What the exercise asks: Images are excluded; otherwise, output every record exactly.

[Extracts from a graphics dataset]

:::

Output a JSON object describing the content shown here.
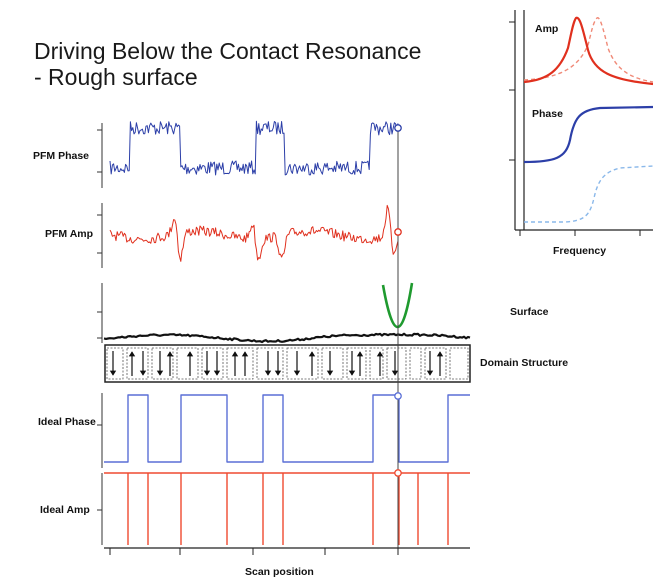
{
  "title": {
    "line1": "Driving Below the Contact Resonance",
    "line2": " - Rough surface"
  },
  "labels": {
    "pfm_phase": "PFM Phase",
    "pfm_amp": "PFM Amp",
    "surface": "Surface",
    "domain_structure": "Domain Structure",
    "ideal_phase": "Ideal Phase",
    "ideal_amp": "Ideal Amp",
    "scan_position": "Scan position"
  },
  "inset": {
    "amp_label": "Amp",
    "phase_label": "Phase",
    "frequency_label": "Frequency"
  },
  "domains": {
    "arrows": [
      "down",
      "up",
      "down",
      "down",
      "up",
      "up",
      "down",
      "down",
      "up",
      "up",
      "down",
      "down",
      "down",
      "up",
      "down",
      "down",
      "up",
      "up",
      "down",
      "down",
      "up"
    ]
  },
  "colors": {
    "phase_blue": "#2c3fa8",
    "amp_red": "#e0301e",
    "ideal_blue": "#5a6fd6",
    "ideal_red": "#ef4a30",
    "surface_black": "#111111",
    "tip_green": "#1f9a2f",
    "inset_light_red": "#f08a78",
    "inset_light_blue": "#8ab8ea"
  }
}
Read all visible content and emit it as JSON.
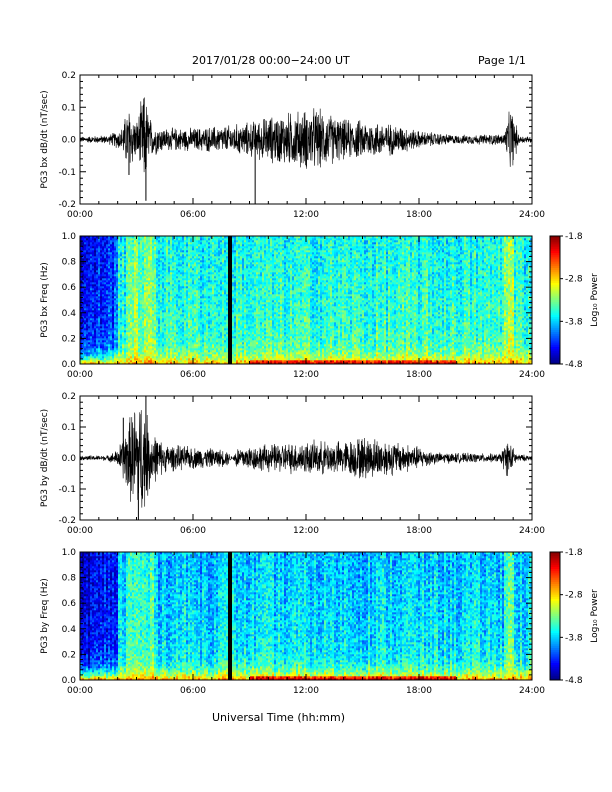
{
  "header": {
    "title": "2017/01/28  00:00−24:00 UT",
    "page": "Page 1/1"
  },
  "xlabel": "Universal Time (hh:mm)",
  "chart_data": [
    {
      "type": "line",
      "ylabel": "PG3 bx dB/dt (nT/sec)",
      "xlim": [
        0,
        24
      ],
      "ylim": [
        -0.2,
        0.2
      ],
      "xticks": [
        "00:00",
        "06:00",
        "12:00",
        "18:00",
        "24:00"
      ],
      "yticks": [
        "-0.2",
        "-0.1",
        "0.0",
        "0.1",
        "0.2"
      ],
      "color": "#000000",
      "envelope": [
        {
          "t": 0.0,
          "a": 0.01
        },
        {
          "t": 1.5,
          "a": 0.015
        },
        {
          "t": 2.2,
          "a": 0.04
        },
        {
          "t": 2.6,
          "a": 0.12
        },
        {
          "t": 3.0,
          "a": 0.06
        },
        {
          "t": 3.4,
          "a": 0.17
        },
        {
          "t": 3.8,
          "a": 0.06
        },
        {
          "t": 4.5,
          "a": 0.04
        },
        {
          "t": 6.0,
          "a": 0.04
        },
        {
          "t": 8.0,
          "a": 0.05
        },
        {
          "t": 9.0,
          "a": 0.06
        },
        {
          "t": 10.0,
          "a": 0.08
        },
        {
          "t": 11.5,
          "a": 0.1
        },
        {
          "t": 12.5,
          "a": 0.11
        },
        {
          "t": 14.0,
          "a": 0.07
        },
        {
          "t": 15.5,
          "a": 0.065
        },
        {
          "t": 17.0,
          "a": 0.05
        },
        {
          "t": 18.0,
          "a": 0.03
        },
        {
          "t": 20.0,
          "a": 0.015
        },
        {
          "t": 22.5,
          "a": 0.02
        },
        {
          "t": 22.9,
          "a": 0.12
        },
        {
          "t": 23.3,
          "a": 0.015
        },
        {
          "t": 24.0,
          "a": 0.01
        }
      ],
      "spikes": [
        {
          "t": 9.3,
          "v": -0.21
        },
        {
          "t": 3.5,
          "v": -0.19
        },
        {
          "t": 2.6,
          "v": -0.11
        }
      ]
    },
    {
      "type": "heatmap",
      "ylabel": "PG3 bx Freq (Hz)",
      "colorbar_label": "Log₁₀ Power",
      "xlim": [
        0,
        24
      ],
      "ylim": [
        0.0,
        1.0
      ],
      "xticks": [
        "00:00",
        "06:00",
        "12:00",
        "18:00",
        "24:00"
      ],
      "yticks": [
        "0.0",
        "0.2",
        "0.4",
        "0.6",
        "0.8",
        "1.0"
      ],
      "clim": [
        -4.8,
        -1.8
      ],
      "cticks": [
        "-1.8",
        "-2.8",
        "-3.8",
        "-4.8"
      ],
      "data_gap": [
        7.9,
        8.1
      ],
      "background_power": -3.5,
      "low_freq_power": -2.6,
      "quiet_interval": [
        0,
        2
      ],
      "quiet_power": -4.4
    },
    {
      "type": "line",
      "ylabel": "PG3 by dB/dt (nT/sec)",
      "xlim": [
        0,
        24
      ],
      "ylim": [
        -0.2,
        0.2
      ],
      "xticks": [
        "00:00",
        "06:00",
        "12:00",
        "18:00",
        "24:00"
      ],
      "yticks": [
        "-0.2",
        "-0.1",
        "0.0",
        "0.1",
        "0.2"
      ],
      "color": "#000000",
      "envelope": [
        {
          "t": 0.0,
          "a": 0.008
        },
        {
          "t": 1.5,
          "a": 0.01
        },
        {
          "t": 2.0,
          "a": 0.03
        },
        {
          "t": 2.5,
          "a": 0.12
        },
        {
          "t": 2.9,
          "a": 0.2
        },
        {
          "t": 3.3,
          "a": 0.22
        },
        {
          "t": 3.8,
          "a": 0.1
        },
        {
          "t": 4.5,
          "a": 0.05
        },
        {
          "t": 6.0,
          "a": 0.04
        },
        {
          "t": 7.8,
          "a": 0.03
        },
        {
          "t": 8.1,
          "a": 0.0
        },
        {
          "t": 8.3,
          "a": 0.04
        },
        {
          "t": 10.0,
          "a": 0.05
        },
        {
          "t": 12.0,
          "a": 0.06
        },
        {
          "t": 14.0,
          "a": 0.06
        },
        {
          "t": 15.0,
          "a": 0.08
        },
        {
          "t": 16.0,
          "a": 0.07
        },
        {
          "t": 17.5,
          "a": 0.05
        },
        {
          "t": 19.0,
          "a": 0.02
        },
        {
          "t": 22.3,
          "a": 0.015
        },
        {
          "t": 22.7,
          "a": 0.07
        },
        {
          "t": 23.2,
          "a": 0.015
        },
        {
          "t": 24.0,
          "a": 0.008
        }
      ],
      "spikes": [
        {
          "t": 3.1,
          "v": -0.22
        },
        {
          "t": 3.5,
          "v": 0.21
        },
        {
          "t": 2.3,
          "v": 0.13
        }
      ]
    },
    {
      "type": "heatmap",
      "ylabel": "PG3 by Freq (Hz)",
      "colorbar_label": "Log₁₀ Power",
      "xlim": [
        0,
        24
      ],
      "ylim": [
        0.0,
        1.0
      ],
      "xticks": [
        "00:00",
        "06:00",
        "12:00",
        "18:00",
        "24:00"
      ],
      "yticks": [
        "0.0",
        "0.2",
        "0.4",
        "0.6",
        "0.8",
        "1.0"
      ],
      "clim": [
        -4.8,
        -1.8
      ],
      "cticks": [
        "-1.8",
        "-2.8",
        "-3.8",
        "-4.8"
      ],
      "data_gap": [
        7.9,
        8.1
      ],
      "background_power": -3.7,
      "low_freq_power": -2.5,
      "quiet_interval": [
        0,
        2
      ],
      "quiet_power": -4.5
    }
  ]
}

:::

Correct result:
Output a JSON object describing the content shown here.
{
  "title": {
    "line1": "Driving Below the Contact Resonance",
    "line2": " - Rough surface"
  },
  "labels": {
    "pfm_phase": "PFM Phase",
    "pfm_amp": "PFM Amp",
    "surface": "Surface",
    "domain_structure": "Domain Structure",
    "ideal_phase": "Ideal Phase",
    "ideal_amp": "Ideal Amp",
    "scan_position": "Scan position"
  },
  "inset": {
    "amp_label": "Amp",
    "phase_label": "Phase",
    "frequency_label": "Frequency"
  },
  "domains": {
    "arrows": [
      "down",
      "up",
      "down",
      "down",
      "up",
      "up",
      "down",
      "down",
      "up",
      "up",
      "down",
      "down",
      "down",
      "up",
      "down",
      "down",
      "up",
      "up",
      "down",
      "down",
      "up"
    ]
  },
  "colors": {
    "phase_blue": "#2c3fa8",
    "amp_red": "#e0301e",
    "ideal_blue": "#5a6fd6",
    "ideal_red": "#ef4a30",
    "surface_black": "#111111",
    "tip_green": "#1f9a2f",
    "inset_light_red": "#f08a78",
    "inset_light_blue": "#8ab8ea"
  }
}
Read all visible content and emit it as JSON.
{
  "header": {
    "title": "2017/01/28  00:00−24:00 UT",
    "page": "Page 1/1"
  },
  "xlabel": "Universal Time (hh:mm)",
  "chart_data": [
    {
      "type": "line",
      "ylabel": "PG3 bx dB/dt (nT/sec)",
      "xlim": [
        0,
        24
      ],
      "ylim": [
        -0.2,
        0.2
      ],
      "xticks": [
        "00:00",
        "06:00",
        "12:00",
        "18:00",
        "24:00"
      ],
      "yticks": [
        "-0.2",
        "-0.1",
        "0.0",
        "0.1",
        "0.2"
      ],
      "color": "#000000",
      "envelope": [
        {
          "t": 0.0,
          "a": 0.01
        },
        {
          "t": 1.5,
          "a": 0.015
        },
        {
          "t": 2.2,
          "a": 0.04
        },
        {
          "t": 2.6,
          "a": 0.12
        },
        {
          "t": 3.0,
          "a": 0.06
        },
        {
          "t": 3.4,
          "a": 0.17
        },
        {
          "t": 3.8,
          "a": 0.06
        },
        {
          "t": 4.5,
          "a": 0.04
        },
        {
          "t": 6.0,
          "a": 0.04
        },
        {
          "t": 8.0,
          "a": 0.05
        },
        {
          "t": 9.0,
          "a": 0.06
        },
        {
          "t": 10.0,
          "a": 0.08
        },
        {
          "t": 11.5,
          "a": 0.1
        },
        {
          "t": 12.5,
          "a": 0.11
        },
        {
          "t": 14.0,
          "a": 0.07
        },
        {
          "t": 15.5,
          "a": 0.065
        },
        {
          "t": 17.0,
          "a": 0.05
        },
        {
          "t": 18.0,
          "a": 0.03
        },
        {
          "t": 20.0,
          "a": 0.015
        },
        {
          "t": 22.5,
          "a": 0.02
        },
        {
          "t": 22.9,
          "a": 0.12
        },
        {
          "t": 23.3,
          "a": 0.015
        },
        {
          "t": 24.0,
          "a": 0.01
        }
      ],
      "spikes": [
        {
          "t": 9.3,
          "v": -0.21
        },
        {
          "t": 3.5,
          "v": -0.19
        },
        {
          "t": 2.6,
          "v": -0.11
        }
      ]
    },
    {
      "type": "heatmap",
      "ylabel": "PG3 bx Freq (Hz)",
      "colorbar_label": "Log₁₀ Power",
      "xlim": [
        0,
        24
      ],
      "ylim": [
        0.0,
        1.0
      ],
      "xticks": [
        "00:00",
        "06:00",
        "12:00",
        "18:00",
        "24:00"
      ],
      "yticks": [
        "0.0",
        "0.2",
        "0.4",
        "0.6",
        "0.8",
        "1.0"
      ],
      "clim": [
        -4.8,
        -1.8
      ],
      "cticks": [
        "-1.8",
        "-2.8",
        "-3.8",
        "-4.8"
      ],
      "data_gap": [
        7.9,
        8.1
      ],
      "background_power": -3.5,
      "low_freq_power": -2.6,
      "quiet_interval": [
        0,
        2
      ],
      "quiet_power": -4.4
    },
    {
      "type": "line",
      "ylabel": "PG3 by dB/dt (nT/sec)",
      "xlim": [
        0,
        24
      ],
      "ylim": [
        -0.2,
        0.2
      ],
      "xticks": [
        "00:00",
        "06:00",
        "12:00",
        "18:00",
        "24:00"
      ],
      "yticks": [
        "-0.2",
        "-0.1",
        "0.0",
        "0.1",
        "0.2"
      ],
      "color": "#000000",
      "envelope": [
        {
          "t": 0.0,
          "a": 0.008
        },
        {
          "t": 1.5,
          "a": 0.01
        },
        {
          "t": 2.0,
          "a": 0.03
        },
        {
          "t": 2.5,
          "a": 0.12
        },
        {
          "t": 2.9,
          "a": 0.2
        },
        {
          "t": 3.3,
          "a": 0.22
        },
        {
          "t": 3.8,
          "a": 0.1
        },
        {
          "t": 4.5,
          "a": 0.05
        },
        {
          "t": 6.0,
          "a": 0.04
        },
        {
          "t": 7.8,
          "a": 0.03
        },
        {
          "t": 8.1,
          "a": 0.0
        },
        {
          "t": 8.3,
          "a": 0.04
        },
        {
          "t": 10.0,
          "a": 0.05
        },
        {
          "t": 12.0,
          "a": 0.06
        },
        {
          "t": 14.0,
          "a": 0.06
        },
        {
          "t": 15.0,
          "a": 0.08
        },
        {
          "t": 16.0,
          "a": 0.07
        },
        {
          "t": 17.5,
          "a": 0.05
        },
        {
          "t": 19.0,
          "a": 0.02
        },
        {
          "t": 22.3,
          "a": 0.015
        },
        {
          "t": 22.7,
          "a": 0.07
        },
        {
          "t": 23.2,
          "a": 0.015
        },
        {
          "t": 24.0,
          "a": 0.008
        }
      ],
      "spikes": [
        {
          "t": 3.1,
          "v": -0.22
        },
        {
          "t": 3.5,
          "v": 0.21
        },
        {
          "t": 2.3,
          "v": 0.13
        }
      ]
    },
    {
      "type": "heatmap",
      "ylabel": "PG3 by Freq (Hz)",
      "colorbar_label": "Log₁₀ Power",
      "xlim": [
        0,
        24
      ],
      "ylim": [
        0.0,
        1.0
      ],
      "xticks": [
        "00:00",
        "06:00",
        "12:00",
        "18:00",
        "24:00"
      ],
      "yticks": [
        "0.0",
        "0.2",
        "0.4",
        "0.6",
        "0.8",
        "1.0"
      ],
      "clim": [
        -4.8,
        -1.8
      ],
      "cticks": [
        "-1.8",
        "-2.8",
        "-3.8",
        "-4.8"
      ],
      "data_gap": [
        7.9,
        8.1
      ],
      "background_power": -3.7,
      "low_freq_power": -2.5,
      "quiet_interval": [
        0,
        2
      ],
      "quiet_power": -4.5
    }
  ]
}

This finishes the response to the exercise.